══ Records provided

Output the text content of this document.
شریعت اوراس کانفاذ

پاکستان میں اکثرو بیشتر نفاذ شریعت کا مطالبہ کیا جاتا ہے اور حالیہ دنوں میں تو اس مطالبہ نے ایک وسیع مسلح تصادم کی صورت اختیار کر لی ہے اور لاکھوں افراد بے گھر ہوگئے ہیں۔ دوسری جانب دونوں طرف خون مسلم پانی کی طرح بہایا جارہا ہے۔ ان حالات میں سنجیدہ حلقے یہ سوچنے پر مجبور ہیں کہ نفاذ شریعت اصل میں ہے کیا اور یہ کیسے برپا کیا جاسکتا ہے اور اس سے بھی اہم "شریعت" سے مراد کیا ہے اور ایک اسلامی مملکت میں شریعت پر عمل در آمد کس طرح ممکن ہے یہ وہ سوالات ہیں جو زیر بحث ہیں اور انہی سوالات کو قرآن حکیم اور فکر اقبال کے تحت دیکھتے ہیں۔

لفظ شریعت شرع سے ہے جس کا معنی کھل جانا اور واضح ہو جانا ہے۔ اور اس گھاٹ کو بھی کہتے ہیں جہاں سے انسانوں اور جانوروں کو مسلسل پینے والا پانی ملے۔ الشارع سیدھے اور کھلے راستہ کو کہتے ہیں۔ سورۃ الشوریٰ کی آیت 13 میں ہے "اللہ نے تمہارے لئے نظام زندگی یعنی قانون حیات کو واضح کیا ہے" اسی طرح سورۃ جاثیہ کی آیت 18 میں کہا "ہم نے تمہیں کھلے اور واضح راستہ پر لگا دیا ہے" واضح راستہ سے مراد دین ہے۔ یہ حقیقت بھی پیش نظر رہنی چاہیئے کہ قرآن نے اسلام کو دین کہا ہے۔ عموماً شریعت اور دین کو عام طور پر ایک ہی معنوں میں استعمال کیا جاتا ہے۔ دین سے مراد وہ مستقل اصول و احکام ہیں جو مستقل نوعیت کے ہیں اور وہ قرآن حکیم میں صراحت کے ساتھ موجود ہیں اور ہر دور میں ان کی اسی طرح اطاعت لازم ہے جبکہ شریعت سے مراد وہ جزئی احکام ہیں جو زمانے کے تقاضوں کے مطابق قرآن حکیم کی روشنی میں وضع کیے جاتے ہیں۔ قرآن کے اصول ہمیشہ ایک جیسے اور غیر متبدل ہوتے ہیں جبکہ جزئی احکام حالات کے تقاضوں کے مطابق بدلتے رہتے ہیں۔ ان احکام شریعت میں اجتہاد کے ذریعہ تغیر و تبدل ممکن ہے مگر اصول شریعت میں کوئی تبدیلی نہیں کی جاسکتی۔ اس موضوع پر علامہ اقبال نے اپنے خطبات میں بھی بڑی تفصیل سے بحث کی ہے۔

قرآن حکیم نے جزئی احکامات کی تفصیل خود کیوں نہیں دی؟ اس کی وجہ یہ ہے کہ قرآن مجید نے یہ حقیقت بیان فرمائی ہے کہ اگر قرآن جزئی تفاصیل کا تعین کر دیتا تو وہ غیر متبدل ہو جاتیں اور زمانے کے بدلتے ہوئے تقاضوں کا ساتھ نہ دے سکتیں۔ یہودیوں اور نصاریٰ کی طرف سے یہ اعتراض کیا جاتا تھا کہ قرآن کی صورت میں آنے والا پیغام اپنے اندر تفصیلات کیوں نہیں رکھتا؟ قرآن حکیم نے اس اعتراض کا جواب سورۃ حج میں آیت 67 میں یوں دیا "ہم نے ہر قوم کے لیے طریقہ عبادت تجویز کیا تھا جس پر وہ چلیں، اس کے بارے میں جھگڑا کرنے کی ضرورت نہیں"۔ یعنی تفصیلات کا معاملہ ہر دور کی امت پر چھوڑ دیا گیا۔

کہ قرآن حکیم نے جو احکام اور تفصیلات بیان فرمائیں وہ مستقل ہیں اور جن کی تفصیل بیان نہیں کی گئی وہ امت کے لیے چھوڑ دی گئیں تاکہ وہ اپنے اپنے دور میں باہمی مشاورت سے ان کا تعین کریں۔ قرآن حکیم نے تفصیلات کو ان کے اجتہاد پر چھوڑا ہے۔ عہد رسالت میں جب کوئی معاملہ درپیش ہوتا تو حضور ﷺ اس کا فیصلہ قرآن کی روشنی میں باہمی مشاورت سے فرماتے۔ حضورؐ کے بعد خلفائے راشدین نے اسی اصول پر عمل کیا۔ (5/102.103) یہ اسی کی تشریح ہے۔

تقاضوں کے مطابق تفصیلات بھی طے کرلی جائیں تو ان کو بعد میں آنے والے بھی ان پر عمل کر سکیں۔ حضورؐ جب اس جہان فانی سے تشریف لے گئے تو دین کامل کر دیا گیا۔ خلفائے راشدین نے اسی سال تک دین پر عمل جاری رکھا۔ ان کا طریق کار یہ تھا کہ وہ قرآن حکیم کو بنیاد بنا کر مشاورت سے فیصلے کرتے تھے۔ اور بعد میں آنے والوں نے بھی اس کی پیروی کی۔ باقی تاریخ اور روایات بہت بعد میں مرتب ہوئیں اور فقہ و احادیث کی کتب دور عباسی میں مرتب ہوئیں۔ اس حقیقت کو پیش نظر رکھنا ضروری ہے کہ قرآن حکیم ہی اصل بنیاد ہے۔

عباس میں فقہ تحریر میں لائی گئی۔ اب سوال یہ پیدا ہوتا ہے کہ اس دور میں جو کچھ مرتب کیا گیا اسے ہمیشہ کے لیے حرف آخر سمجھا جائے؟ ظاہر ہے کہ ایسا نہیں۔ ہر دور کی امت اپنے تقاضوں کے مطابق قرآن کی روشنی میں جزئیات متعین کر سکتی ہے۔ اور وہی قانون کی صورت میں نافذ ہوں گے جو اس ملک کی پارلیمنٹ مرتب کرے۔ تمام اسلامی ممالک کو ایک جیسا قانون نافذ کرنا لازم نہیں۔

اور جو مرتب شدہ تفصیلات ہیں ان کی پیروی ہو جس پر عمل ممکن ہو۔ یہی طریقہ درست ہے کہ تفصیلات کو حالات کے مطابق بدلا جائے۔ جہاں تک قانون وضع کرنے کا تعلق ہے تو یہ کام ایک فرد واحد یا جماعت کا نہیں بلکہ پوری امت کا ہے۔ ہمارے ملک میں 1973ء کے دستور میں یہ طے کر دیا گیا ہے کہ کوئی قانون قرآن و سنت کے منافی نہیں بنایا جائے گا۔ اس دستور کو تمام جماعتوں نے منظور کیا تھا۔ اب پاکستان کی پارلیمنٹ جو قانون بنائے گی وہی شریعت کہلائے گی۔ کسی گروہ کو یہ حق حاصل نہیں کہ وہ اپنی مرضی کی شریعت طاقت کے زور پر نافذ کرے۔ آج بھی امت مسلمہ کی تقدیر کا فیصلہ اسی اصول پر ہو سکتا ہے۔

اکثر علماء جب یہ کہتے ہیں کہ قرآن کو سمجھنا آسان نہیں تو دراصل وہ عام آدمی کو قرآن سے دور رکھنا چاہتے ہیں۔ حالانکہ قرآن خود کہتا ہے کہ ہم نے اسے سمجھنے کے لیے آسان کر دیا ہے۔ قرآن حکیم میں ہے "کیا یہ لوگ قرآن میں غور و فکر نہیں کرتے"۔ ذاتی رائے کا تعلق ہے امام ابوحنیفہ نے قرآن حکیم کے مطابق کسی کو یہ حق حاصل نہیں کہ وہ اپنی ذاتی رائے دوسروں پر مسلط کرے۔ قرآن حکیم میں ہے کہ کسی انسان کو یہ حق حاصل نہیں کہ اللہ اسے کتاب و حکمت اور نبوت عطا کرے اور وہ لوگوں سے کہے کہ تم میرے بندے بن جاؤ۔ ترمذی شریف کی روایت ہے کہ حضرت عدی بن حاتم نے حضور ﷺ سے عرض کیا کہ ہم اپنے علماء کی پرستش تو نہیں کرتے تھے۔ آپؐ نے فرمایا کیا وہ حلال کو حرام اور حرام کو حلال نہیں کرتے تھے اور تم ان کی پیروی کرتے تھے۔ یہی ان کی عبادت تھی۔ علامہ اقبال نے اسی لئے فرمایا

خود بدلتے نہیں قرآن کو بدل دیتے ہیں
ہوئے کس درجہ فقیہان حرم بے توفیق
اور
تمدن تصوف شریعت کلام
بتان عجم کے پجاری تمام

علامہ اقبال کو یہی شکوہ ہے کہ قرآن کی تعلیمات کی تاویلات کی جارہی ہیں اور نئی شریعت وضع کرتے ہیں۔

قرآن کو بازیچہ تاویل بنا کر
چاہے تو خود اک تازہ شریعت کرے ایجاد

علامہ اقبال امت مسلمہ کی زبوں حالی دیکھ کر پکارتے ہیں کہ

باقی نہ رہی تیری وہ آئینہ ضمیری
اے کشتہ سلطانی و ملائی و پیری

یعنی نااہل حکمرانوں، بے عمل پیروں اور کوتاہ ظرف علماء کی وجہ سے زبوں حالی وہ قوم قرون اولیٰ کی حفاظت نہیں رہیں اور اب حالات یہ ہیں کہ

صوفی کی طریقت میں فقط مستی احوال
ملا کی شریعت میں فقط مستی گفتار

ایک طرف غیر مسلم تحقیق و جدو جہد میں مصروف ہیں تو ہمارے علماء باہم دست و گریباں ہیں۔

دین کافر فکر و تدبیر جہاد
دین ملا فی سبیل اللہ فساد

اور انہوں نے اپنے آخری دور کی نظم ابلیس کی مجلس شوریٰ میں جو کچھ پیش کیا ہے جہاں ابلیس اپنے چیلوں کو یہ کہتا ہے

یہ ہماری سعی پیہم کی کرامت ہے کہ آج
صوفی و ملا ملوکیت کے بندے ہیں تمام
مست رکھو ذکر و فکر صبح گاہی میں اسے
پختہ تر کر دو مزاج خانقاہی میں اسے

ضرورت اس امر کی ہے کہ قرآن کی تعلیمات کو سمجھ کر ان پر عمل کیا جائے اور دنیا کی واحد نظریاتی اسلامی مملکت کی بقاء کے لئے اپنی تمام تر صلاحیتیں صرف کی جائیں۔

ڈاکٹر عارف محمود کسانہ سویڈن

════

[Problem statement]:
Filter the listing above by the word "زبوں"; copy each line that passes.

[Response to this exercise]:
علامہ اقبال امت مسلمہ کی زبوں حالی دیکھ کر پکارتے ہیں کہ
یعنی نااہل حکمرانوں، بے عمل پیروں اور کوتاہ ظرف علماء کی وجہ سے زبوں حالی وہ قوم قرون اولیٰ کی حفاظت نہیں رہیں اور اب حالات یہ ہیں کہ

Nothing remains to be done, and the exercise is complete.